● **EXERCISE**
Write the data below out exactly as it stands. Do not include the pictures.

● **INPUT RECORDS**
☆ ☆ ☆

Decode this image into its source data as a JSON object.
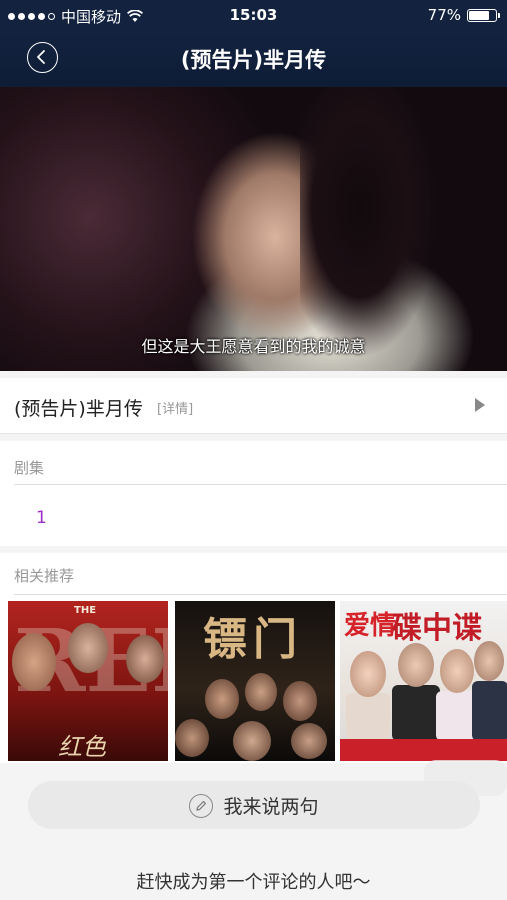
{
  "status_bar": {
    "carrier": "中国移动",
    "time": "15:03",
    "battery": "77%",
    "battery_level": 0.77
  },
  "nav": {
    "title": "(预告片)芈月传"
  },
  "video": {
    "subtitle": "但这是大王愿意看到的我的诚意"
  },
  "info": {
    "title": "(预告片)芈月传",
    "details_link": "[详情]"
  },
  "episodes": {
    "label": "剧集",
    "items": [
      "1"
    ]
  },
  "related": {
    "label": "相关推荐",
    "posters": [
      {
        "name": "红色",
        "top_text": "THE",
        "big_text": "RED",
        "calligraphy": "红色"
      },
      {
        "name": "镖门",
        "calligraphy": "镖门"
      },
      {
        "name": "爱情碟中谍",
        "t1": "爱情",
        "t2": "碟中谍"
      }
    ]
  },
  "comment": {
    "placeholder": "我来说两句",
    "empty_hint": "赶快成为第一个评论的人吧～"
  },
  "icons": {
    "back": "back-chevron-icon",
    "wifi": "wifi-icon",
    "battery": "battery-icon",
    "play": "play-arrow-icon",
    "pencil": "pencil-icon"
  },
  "colors": {
    "nav_bg": "#13233f",
    "episode_accent": "#9b2fc9"
  }
}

☆ ☆ ☆

● **RESPONSE TO THIS TASK**
Decode this image into its source data as a JSON object.
{
  "status_bar": {
    "carrier": "中国移动",
    "time": "15:03",
    "battery": "77%",
    "battery_level": 0.77
  },
  "nav": {
    "title": "(预告片)芈月传"
  },
  "video": {
    "subtitle": "但这是大王愿意看到的我的诚意"
  },
  "info": {
    "title": "(预告片)芈月传",
    "details_link": "[详情]"
  },
  "episodes": {
    "label": "剧集",
    "items": [
      "1"
    ]
  },
  "related": {
    "label": "相关推荐",
    "posters": [
      {
        "name": "红色",
        "top_text": "THE",
        "big_text": "RED",
        "calligraphy": "红色"
      },
      {
        "name": "镖门",
        "calligraphy": "镖门"
      },
      {
        "name": "爱情碟中谍",
        "t1": "爱情",
        "t2": "碟中谍"
      }
    ]
  },
  "comment": {
    "placeholder": "我来说两句",
    "empty_hint": "赶快成为第一个评论的人吧～"
  },
  "icons": {
    "back": "back-chevron-icon",
    "wifi": "wifi-icon",
    "battery": "battery-icon",
    "play": "play-arrow-icon",
    "pencil": "pencil-icon"
  },
  "colors": {
    "nav_bg": "#13233f",
    "episode_accent": "#9b2fc9"
  }
}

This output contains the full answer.